DOCUMENT SEGMENT:
- Born: John Morison 1757
- Died: 12 February 1835 (aged 77–78) London, UK
- Resting place: Mountblairy, UK
- Title: Baron
- Spouse: Jane Fraser
- Children: Alexander Morison, 7th Baron of Bognie and Mountblairy
- Parents: Alexander Morison, 4th Baron of Bognie (father); Catharine Duff (mother);

= John Morison (Banffshire MP) =

British politician (1757 – 1835)

John Morison, 6th Baron of Bognie and Mountblairy, (1757 – 12 February 1835) was a British politician who sat in the House of Commons as the Member of Parliament (MP) for Banffshire, Scotland, between 1827 and 1832. He was the second son of Alexander Morison, 4th Baron of Bognie, and Catharine Duff.

WRITTEN INSTRUCTION A: Decide whether each statement agrees with the John Morison biography, answering yes or no and quoting the exact words of the biography that decide it: (i) Morison was the eldest son of his father; (ii) he sat in the House of Commons for Banffshire from 1827 to 1832; (iii) he was buried in London.

RECORDS SHOWN:
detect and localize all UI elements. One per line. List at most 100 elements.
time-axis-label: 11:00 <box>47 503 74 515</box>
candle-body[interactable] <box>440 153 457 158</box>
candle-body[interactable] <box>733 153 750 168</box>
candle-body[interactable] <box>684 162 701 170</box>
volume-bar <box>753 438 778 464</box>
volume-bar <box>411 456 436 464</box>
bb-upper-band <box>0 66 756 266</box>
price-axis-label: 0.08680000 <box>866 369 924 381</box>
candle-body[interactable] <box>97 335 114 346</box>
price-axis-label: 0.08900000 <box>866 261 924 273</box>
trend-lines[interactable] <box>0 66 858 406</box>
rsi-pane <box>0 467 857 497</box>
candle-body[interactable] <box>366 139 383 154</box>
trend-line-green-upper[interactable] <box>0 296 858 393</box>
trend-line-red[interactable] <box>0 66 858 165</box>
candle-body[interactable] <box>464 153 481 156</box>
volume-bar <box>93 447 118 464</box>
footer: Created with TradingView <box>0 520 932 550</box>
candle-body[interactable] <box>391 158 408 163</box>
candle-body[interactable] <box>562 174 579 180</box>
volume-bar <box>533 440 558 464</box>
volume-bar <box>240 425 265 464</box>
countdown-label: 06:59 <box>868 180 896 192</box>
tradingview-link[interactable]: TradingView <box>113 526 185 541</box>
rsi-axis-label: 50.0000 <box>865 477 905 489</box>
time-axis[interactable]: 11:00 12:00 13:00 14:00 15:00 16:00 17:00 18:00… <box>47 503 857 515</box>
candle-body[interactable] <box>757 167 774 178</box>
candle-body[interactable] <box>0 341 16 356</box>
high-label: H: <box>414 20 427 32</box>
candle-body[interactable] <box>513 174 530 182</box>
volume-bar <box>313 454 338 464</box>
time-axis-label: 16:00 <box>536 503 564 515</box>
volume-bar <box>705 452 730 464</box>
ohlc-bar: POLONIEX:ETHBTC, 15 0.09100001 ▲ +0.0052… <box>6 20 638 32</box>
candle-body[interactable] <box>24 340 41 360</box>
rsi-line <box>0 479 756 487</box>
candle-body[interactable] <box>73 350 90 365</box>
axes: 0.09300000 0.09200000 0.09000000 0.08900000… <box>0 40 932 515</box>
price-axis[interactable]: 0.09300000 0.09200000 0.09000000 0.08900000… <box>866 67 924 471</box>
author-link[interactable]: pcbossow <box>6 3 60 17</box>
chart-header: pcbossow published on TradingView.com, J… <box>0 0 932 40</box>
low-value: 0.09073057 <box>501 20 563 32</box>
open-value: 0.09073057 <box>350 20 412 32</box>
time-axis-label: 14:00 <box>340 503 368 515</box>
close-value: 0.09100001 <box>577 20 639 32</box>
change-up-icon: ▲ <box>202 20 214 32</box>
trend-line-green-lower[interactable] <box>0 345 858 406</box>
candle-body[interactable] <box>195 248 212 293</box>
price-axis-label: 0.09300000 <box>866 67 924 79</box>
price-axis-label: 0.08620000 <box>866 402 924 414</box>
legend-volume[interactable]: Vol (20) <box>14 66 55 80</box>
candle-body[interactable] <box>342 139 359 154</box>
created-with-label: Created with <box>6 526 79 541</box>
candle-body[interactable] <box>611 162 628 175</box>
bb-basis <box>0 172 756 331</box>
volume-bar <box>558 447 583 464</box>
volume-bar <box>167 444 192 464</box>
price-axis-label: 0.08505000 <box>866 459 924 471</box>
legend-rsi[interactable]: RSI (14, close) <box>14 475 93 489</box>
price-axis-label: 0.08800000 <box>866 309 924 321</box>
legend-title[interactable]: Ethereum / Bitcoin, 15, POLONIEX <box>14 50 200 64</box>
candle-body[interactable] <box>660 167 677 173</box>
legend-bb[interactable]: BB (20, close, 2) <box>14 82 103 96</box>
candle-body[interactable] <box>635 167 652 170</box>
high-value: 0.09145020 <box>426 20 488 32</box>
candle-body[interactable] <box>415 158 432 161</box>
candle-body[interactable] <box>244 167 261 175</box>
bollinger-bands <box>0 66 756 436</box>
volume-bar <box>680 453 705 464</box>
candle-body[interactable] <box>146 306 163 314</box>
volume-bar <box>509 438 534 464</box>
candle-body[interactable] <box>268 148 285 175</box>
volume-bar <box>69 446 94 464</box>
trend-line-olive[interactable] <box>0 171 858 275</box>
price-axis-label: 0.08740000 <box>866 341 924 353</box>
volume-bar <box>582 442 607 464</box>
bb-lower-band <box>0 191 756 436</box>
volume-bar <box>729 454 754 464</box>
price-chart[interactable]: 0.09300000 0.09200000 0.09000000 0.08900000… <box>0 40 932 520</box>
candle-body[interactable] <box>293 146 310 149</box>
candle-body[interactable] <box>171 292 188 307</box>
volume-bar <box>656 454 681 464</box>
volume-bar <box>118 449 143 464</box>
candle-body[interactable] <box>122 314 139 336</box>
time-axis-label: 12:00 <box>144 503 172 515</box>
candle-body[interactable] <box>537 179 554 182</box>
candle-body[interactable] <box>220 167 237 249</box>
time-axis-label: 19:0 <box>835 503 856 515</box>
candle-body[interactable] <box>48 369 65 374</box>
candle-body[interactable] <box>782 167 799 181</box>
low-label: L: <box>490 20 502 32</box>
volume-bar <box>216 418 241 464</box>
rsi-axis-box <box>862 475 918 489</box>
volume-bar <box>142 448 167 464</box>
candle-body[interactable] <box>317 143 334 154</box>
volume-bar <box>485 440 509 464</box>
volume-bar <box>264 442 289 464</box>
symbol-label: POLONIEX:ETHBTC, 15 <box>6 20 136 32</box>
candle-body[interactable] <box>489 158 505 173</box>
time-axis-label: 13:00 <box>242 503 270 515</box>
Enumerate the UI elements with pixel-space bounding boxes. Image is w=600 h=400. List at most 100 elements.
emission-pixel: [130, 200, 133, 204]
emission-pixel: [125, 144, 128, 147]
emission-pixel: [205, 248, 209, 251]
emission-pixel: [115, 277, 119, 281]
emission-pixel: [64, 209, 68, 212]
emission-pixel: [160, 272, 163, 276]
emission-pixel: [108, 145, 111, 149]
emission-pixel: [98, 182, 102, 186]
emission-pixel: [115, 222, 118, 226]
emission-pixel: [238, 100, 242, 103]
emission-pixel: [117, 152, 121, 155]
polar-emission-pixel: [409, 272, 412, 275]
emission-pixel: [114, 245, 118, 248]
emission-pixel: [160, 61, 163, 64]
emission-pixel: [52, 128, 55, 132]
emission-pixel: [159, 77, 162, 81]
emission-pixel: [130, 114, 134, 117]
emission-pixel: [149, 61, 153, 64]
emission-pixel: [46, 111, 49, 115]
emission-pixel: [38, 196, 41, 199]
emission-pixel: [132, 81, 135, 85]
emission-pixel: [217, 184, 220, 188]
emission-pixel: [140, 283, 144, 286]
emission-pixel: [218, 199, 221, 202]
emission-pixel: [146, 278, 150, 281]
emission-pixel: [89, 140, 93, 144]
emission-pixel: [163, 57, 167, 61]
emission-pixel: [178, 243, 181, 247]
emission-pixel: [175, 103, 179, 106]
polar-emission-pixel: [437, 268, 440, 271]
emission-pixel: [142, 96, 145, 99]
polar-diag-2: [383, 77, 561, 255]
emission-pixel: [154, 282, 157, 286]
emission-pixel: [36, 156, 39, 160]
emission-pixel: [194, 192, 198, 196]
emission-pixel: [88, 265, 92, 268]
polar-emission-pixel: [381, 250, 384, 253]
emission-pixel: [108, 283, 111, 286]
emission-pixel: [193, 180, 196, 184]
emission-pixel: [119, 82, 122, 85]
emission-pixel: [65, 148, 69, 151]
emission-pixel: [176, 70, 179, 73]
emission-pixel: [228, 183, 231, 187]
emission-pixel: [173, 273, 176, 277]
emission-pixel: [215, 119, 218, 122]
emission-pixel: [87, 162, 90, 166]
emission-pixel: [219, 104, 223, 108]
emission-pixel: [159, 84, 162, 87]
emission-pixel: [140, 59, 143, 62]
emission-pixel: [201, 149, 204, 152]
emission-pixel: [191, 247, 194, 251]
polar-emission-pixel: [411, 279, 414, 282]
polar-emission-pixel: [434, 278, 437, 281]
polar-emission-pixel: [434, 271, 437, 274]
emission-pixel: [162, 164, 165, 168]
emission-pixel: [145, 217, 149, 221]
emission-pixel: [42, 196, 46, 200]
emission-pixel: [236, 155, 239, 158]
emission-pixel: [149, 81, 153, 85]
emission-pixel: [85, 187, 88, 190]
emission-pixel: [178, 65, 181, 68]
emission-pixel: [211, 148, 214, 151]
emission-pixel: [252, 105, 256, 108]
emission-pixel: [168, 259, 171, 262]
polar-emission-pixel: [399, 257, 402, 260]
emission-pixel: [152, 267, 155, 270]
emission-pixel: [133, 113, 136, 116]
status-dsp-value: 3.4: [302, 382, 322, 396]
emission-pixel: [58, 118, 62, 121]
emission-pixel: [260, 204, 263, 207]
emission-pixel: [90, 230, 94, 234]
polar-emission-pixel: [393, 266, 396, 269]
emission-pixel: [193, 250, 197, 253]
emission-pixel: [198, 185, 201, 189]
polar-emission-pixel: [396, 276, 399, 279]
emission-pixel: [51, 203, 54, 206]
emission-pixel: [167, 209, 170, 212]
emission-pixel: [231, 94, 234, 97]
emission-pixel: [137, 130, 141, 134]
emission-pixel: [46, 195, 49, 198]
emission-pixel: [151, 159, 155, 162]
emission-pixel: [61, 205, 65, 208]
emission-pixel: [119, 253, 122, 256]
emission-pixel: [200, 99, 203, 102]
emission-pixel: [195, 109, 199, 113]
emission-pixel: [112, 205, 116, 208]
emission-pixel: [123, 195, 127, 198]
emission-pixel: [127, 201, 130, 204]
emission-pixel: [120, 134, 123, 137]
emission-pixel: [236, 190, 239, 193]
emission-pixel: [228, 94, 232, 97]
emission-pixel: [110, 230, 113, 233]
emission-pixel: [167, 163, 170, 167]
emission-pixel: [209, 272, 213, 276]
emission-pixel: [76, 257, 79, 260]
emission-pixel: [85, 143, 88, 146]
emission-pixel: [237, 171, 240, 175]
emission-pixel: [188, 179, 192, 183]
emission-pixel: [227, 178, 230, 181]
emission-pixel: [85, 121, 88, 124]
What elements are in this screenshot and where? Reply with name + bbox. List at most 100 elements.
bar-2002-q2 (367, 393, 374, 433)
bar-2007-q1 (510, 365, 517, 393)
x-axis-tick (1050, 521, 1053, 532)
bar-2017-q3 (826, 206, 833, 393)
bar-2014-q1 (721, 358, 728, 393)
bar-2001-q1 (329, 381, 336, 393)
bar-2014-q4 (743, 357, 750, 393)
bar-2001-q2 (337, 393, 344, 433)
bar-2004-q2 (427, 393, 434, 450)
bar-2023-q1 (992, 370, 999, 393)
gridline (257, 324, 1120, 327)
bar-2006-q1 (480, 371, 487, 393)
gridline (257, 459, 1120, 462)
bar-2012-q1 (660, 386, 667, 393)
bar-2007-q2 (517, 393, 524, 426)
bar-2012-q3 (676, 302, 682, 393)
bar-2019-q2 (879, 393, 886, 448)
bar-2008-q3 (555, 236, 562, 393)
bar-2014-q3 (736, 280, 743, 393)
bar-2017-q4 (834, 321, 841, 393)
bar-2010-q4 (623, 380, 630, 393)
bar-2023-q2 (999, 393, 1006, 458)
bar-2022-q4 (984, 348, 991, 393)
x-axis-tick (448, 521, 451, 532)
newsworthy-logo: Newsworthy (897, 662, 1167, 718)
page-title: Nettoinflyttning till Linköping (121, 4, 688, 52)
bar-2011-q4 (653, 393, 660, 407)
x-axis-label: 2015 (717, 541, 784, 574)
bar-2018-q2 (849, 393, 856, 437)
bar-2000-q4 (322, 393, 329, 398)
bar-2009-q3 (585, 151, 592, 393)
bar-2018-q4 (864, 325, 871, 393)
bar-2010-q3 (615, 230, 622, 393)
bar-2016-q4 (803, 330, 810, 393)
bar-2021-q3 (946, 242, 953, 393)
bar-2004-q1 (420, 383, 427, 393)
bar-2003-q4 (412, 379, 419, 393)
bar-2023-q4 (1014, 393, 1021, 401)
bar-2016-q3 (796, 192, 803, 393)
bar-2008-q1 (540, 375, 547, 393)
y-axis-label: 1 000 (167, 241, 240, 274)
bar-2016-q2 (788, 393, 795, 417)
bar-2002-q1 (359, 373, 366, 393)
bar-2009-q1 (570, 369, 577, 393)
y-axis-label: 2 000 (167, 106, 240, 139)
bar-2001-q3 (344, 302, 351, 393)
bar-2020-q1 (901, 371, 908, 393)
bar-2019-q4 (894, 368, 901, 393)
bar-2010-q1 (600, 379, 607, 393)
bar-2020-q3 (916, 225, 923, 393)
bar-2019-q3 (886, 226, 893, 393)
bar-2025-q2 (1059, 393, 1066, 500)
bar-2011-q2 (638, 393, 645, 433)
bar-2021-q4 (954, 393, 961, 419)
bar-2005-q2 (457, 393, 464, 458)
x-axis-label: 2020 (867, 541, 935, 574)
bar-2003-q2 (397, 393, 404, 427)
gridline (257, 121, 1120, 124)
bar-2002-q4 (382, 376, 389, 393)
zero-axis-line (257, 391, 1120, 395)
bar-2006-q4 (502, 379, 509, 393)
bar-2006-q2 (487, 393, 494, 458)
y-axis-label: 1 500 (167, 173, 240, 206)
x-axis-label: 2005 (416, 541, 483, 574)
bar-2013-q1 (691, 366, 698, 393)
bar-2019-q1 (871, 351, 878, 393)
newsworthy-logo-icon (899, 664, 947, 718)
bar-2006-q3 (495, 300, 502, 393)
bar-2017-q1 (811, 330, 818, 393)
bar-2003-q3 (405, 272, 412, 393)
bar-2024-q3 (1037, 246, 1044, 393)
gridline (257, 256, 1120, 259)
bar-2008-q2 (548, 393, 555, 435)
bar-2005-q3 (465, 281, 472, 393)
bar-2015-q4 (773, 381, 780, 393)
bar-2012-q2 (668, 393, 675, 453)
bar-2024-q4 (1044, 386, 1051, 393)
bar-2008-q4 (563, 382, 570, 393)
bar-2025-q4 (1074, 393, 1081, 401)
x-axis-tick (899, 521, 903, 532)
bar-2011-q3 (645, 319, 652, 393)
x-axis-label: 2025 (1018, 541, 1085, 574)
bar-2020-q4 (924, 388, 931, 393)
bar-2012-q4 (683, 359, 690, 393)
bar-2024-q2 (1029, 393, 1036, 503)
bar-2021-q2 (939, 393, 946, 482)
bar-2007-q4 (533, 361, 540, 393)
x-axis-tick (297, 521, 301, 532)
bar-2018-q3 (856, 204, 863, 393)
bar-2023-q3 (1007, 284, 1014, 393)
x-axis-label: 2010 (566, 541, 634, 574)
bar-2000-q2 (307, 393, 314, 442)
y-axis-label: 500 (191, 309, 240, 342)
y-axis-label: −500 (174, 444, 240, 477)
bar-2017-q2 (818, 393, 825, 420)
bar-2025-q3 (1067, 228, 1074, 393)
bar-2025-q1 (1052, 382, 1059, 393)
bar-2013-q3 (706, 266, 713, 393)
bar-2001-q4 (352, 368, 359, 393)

WRITTEN INSTRUCTION B: Copy the lines of the entries from their first line through the line that contains "candle-body[interactable] <box>97 335", including both ends.

TASK RESPONSE A:
(i) No: "He was the second son of Alexander Morison, 4th Baron of Bognie, and Catharine Duff."
(ii) Yes: "sat in the House of Commons as the Member of Parliament (MP) for Banffshire, Scotland, between 1827 and 1832"
(iii) No: "Resting place: Mountblairy, UK"

TASK RESPONSE B:
detect and localize all UI elements. One per line. List at most 100 elements.
time-axis-label: 11:00 <box>47 503 74 515</box>
candle-body[interactable] <box>440 153 457 158</box>
candle-body[interactable] <box>733 153 750 168</box>
candle-body[interactable] <box>684 162 701 170</box>
volume-bar <box>753 438 778 464</box>
volume-bar <box>411 456 436 464</box>
bb-upper-band <box>0 66 756 266</box>
price-axis-label: 0.08680000 <box>866 369 924 381</box>
candle-body[interactable] <box>97 335 114 346</box>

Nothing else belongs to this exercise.